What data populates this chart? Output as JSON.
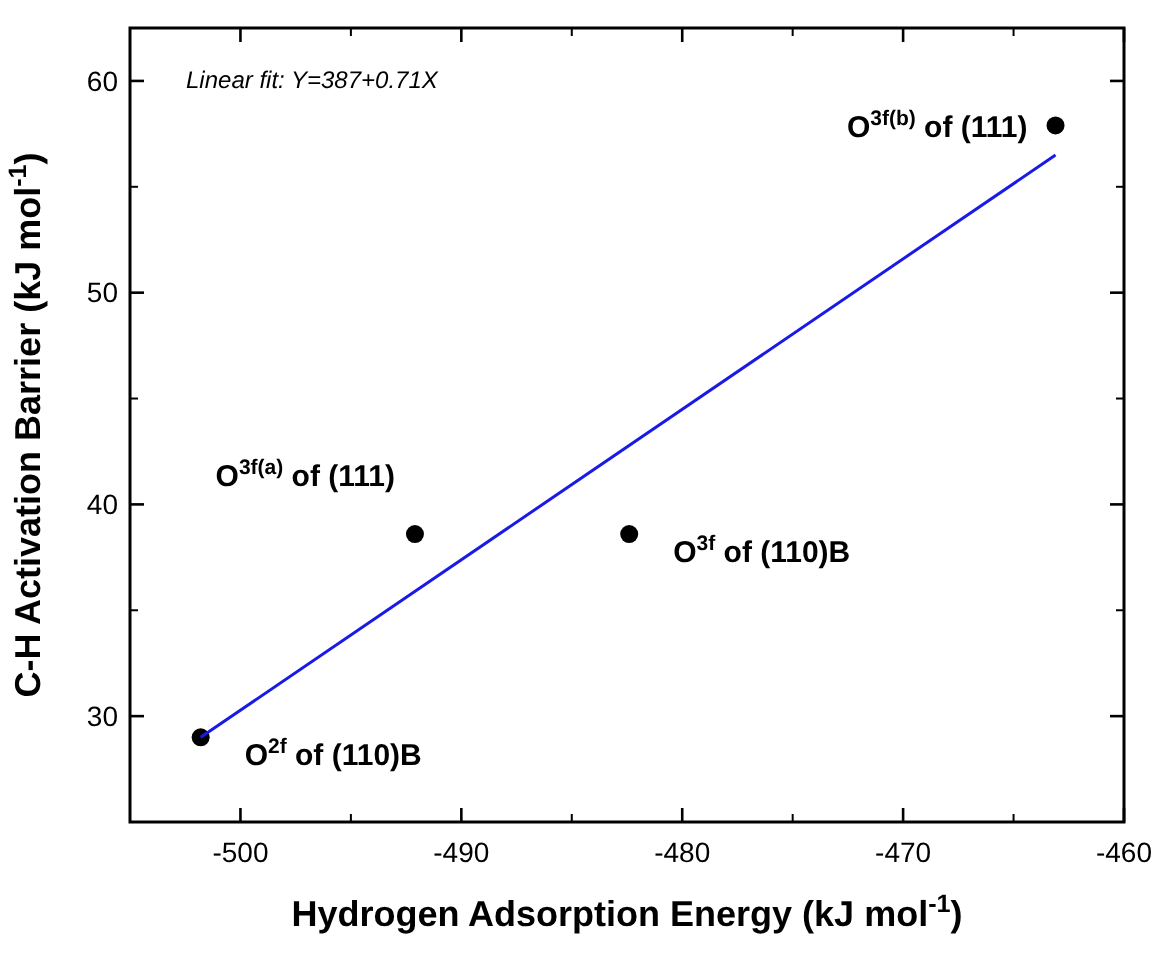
{
  "chart_data": {
    "type": "scatter",
    "xlabel": "Hydrogen Adsorption Energy (kJ mol$^{-1}$)",
    "ylabel": "C-H Activation Barrier (kJ mol$^{-1}$)",
    "xlim": [
      -505,
      -460
    ],
    "xticks": [
      -500,
      -490,
      -480,
      -470,
      -460
    ],
    "ylim": [
      25,
      62.5
    ],
    "yticks": [
      30,
      40,
      50,
      60
    ],
    "grid": false,
    "series": [
      {
        "color": "#000000",
        "marker": "circle",
        "x": [
          -501.8,
          -492.1,
          -482.4,
          -463.1
        ],
        "values": [
          29,
          38.6,
          38.6,
          57.9
        ]
      },
      {
        "type": "line",
        "color": "#1a1ae6",
        "marker": "none",
        "line_style": "solid",
        "x": [
          -501.8,
          -463.1
        ],
        "values": [
          29,
          56.5
        ]
      }
    ],
    "annotations": [
      "Linear fit: Y=387+0.71X",
      {
        "text": "O$^{2f}$ of (110)B",
        "x": -501.8,
        "y": 29
      },
      {
        "text": "O$^{3f(a)}$ of (111)",
        "x": -492.1,
        "y": 38.6
      },
      {
        "text": "O$^{3f}$ of (110)B",
        "x": -482.4,
        "y": 38.6
      },
      {
        "text": "O$^{3f(b)}$ of (111)",
        "x": -463.1,
        "y": 57.9
      }
    ]
  }
}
****************
Your instructions:
Copy the listing word for word, excluding its pictures.

Result for this task:
What data populates this chart? Output as JSON.
{
  "chart_data": {
    "type": "scatter",
    "xlabel": "Hydrogen Adsorption Energy (kJ mol$^{-1}$)",
    "ylabel": "C-H Activation Barrier (kJ mol$^{-1}$)",
    "xlim": [
      -505,
      -460
    ],
    "xticks": [
      -500,
      -490,
      -480,
      -470,
      -460
    ],
    "ylim": [
      25,
      62.5
    ],
    "yticks": [
      30,
      40,
      50,
      60
    ],
    "grid": false,
    "series": [
      {
        "color": "#000000",
        "marker": "circle",
        "x": [
          -501.8,
          -492.1,
          -482.4,
          -463.1
        ],
        "values": [
          29,
          38.6,
          38.6,
          57.9
        ]
      },
      {
        "type": "line",
        "color": "#1a1ae6",
        "marker": "none",
        "line_style": "solid",
        "x": [
          -501.8,
          -463.1
        ],
        "values": [
          29,
          56.5
        ]
      }
    ],
    "annotations": [
      "Linear fit: Y=387+0.71X",
      {
        "text": "O$^{2f}$ of (110)B",
        "x": -501.8,
        "y": 29
      },
      {
        "text": "O$^{3f(a)}$ of (111)",
        "x": -492.1,
        "y": 38.6
      },
      {
        "text": "O$^{3f}$ of (110)B",
        "x": -482.4,
        "y": 38.6
      },
      {
        "text": "O$^{3f(b)}$ of (111)",
        "x": -463.1,
        "y": 57.9
      }
    ]
  }
}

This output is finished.